Aim — Every line holding the string "Monthly" should be gathered.

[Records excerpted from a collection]
>>>
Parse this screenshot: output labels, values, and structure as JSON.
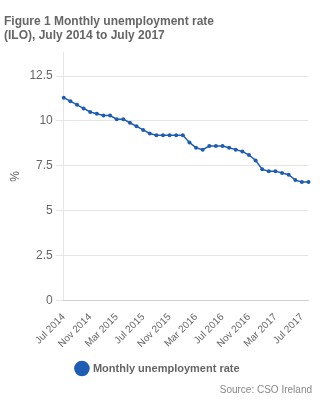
{
  "chart_data": {
    "type": "line",
    "title": [
      "Figure 1 Monthly unemployment rate",
      "(ILO), July 2014 to July 2017"
    ],
    "y_label": "%",
    "annotations": [
      "Source: CSO Ireland"
    ],
    "categories": [
      "Jul 2014",
      null,
      null,
      null,
      "Nov 2014",
      null,
      null,
      null,
      "Mar 2015",
      null,
      null,
      null,
      "Jul 2015",
      null,
      null,
      null,
      "Nov 2015",
      null,
      null,
      null,
      "Mar 2016",
      null,
      null,
      null,
      "Jul 2016",
      null,
      null,
      null,
      "Nov 2016",
      null,
      null,
      null,
      "Mar 2017",
      null,
      null,
      null,
      "Jul 2017",
      null
    ],
    "series": [
      {
        "name": "Monthly unemployment rate",
        "color": "#1f5cb4",
        "marker": "circle",
        "values": [
          11.3,
          11.1,
          10.9,
          10.7,
          10.5,
          10.4,
          10.3,
          10.3,
          10.1,
          10.1,
          9.9,
          9.7,
          9.5,
          9.3,
          9.2,
          9.2,
          9.2,
          9.2,
          9.2,
          8.8,
          8.5,
          8.4,
          8.6,
          8.6,
          8.6,
          8.5,
          8.4,
          8.3,
          8.1,
          7.8,
          7.3,
          7.2,
          7.2,
          7.1,
          7.0,
          6.7,
          6.6,
          6.6
        ]
      }
    ],
    "ylim": [
      0,
      13.8
    ],
    "yticks": [
      0,
      2.5,
      5,
      7.5,
      10,
      12.5
    ],
    "grid": "y",
    "legend": "bottom"
  }
}
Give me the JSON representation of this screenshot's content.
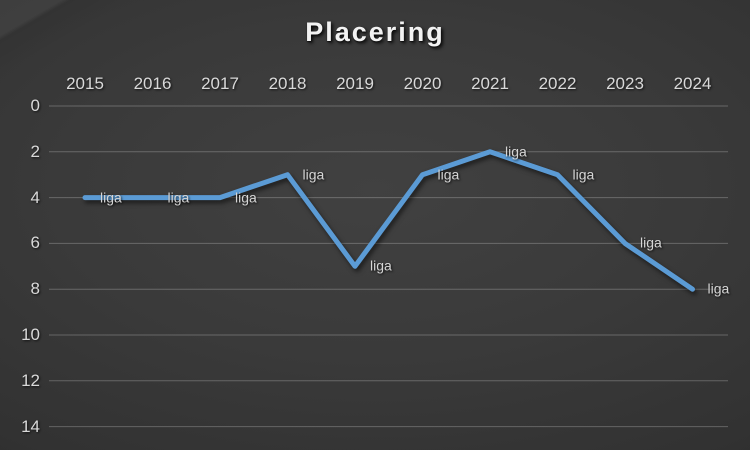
<<<
Exercise solution —
      "Figure 1 Monthly unemployment rate",
        "name": "Monthly unemployment rate",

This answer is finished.